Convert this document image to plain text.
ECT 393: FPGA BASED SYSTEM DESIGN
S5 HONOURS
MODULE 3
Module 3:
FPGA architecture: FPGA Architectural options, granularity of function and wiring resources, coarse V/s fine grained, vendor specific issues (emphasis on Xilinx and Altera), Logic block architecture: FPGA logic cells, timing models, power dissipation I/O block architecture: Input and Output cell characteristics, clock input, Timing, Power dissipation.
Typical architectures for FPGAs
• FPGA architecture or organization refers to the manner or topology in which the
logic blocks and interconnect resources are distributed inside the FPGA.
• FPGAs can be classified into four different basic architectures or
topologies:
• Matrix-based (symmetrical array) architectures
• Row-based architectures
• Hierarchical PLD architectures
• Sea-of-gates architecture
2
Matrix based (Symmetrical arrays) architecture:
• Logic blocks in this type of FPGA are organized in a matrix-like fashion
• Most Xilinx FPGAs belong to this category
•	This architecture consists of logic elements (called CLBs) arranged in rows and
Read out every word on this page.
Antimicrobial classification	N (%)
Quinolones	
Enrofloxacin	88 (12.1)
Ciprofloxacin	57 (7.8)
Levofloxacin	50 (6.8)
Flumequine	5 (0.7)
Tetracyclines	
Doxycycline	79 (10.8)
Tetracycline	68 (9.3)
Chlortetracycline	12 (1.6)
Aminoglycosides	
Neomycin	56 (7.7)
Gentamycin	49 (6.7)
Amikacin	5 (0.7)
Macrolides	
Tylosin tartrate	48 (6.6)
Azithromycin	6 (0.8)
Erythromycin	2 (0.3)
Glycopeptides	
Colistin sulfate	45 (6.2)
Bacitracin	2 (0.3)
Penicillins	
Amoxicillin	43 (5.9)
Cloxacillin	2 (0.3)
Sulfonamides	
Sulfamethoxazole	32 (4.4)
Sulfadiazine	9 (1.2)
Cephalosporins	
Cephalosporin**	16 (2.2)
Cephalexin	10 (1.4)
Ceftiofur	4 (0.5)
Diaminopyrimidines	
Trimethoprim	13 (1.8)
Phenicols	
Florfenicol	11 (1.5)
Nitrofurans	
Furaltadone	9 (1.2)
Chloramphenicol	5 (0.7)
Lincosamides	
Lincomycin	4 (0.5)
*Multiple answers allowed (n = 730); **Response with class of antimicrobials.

============================================================

#### AIM OF THE TASK:
The answer must be the data above, repeated exactly as it stands.

#### RESPONSE TO THE EXERCISE:
Convert this document image to plain text.
ECT 393: FPGA BASED SYSTEM DESIGN
S5 HONOURS
MODULE 3
Module 3:
FPGA architecture: FPGA Architectural options, granularity of function and wiring resources, coarse V/s fine grained, vendor specific issues (emphasis on Xilinx and Altera), Logic block architecture: FPGA logic cells, timing models, power dissipation I/O block architecture: Input and Output cell characteristics, clock input, Timing, Power dissipation.
Typical architectures for FPGAs
• FPGA architecture or organization refers to the manner or topology in which the
logic blocks and interconnect resources are distributed inside the FPGA.
• FPGAs can be classified into four different basic architectures or
topologies:
• Matrix-based (symmetrical array) architectures
• Row-based architectures
• Hierarchical PLD architectures
• Sea-of-gates architecture
2
Matrix based (Symmetrical arrays) architecture:
• Logic blocks in this type of FPGA are organized in a matrix-like fashion
• Most Xilinx FPGAs belong to this category
•	This architecture consists of logic elements (called CLBs) arranged in rows and
Read out every word on this page.
Antimicrobial classification	N (%)
Quinolones	
Enrofloxacin	88 (12.1)
Ciprofloxacin	57 (7.8)
Levofloxacin	50 (6.8)
Flumequine	5 (0.7)
Tetracyclines	
Doxycycline	79 (10.8)
Tetracycline	68 (9.3)
Chlortetracycline	12 (1.6)
Aminoglycosides	
Neomycin	56 (7.7)
Gentamycin	49 (6.7)
Amikacin	5 (0.7)
Macrolides	
Tylosin tartrate	48 (6.6)
Azithromycin	6 (0.8)
Erythromycin	2 (0.3)
Glycopeptides	
Colistin sulfate	45 (6.2)
Bacitracin	2 (0.3)
Penicillins	
Amoxicillin	43 (5.9)
Cloxacillin	2 (0.3)
Sulfonamides	
Sulfamethoxazole	32 (4.4)
Sulfadiazine	9 (1.2)
Cephalosporins	
Cephalosporin**	16 (2.2)
Cephalexin	10 (1.4)
Ceftiofur	4 (0.5)
Diaminopyrimidines	
Trimethoprim	13 (1.8)
Phenicols	
Florfenicol	11 (1.5)
Nitrofurans	
Furaltadone	9 (1.2)
Chloramphenicol	5 (0.7)
Lincosamides	
Lincomycin	4 (0.5)
*Multiple answers allowed (n = 730); **Response with class of antimicrobials.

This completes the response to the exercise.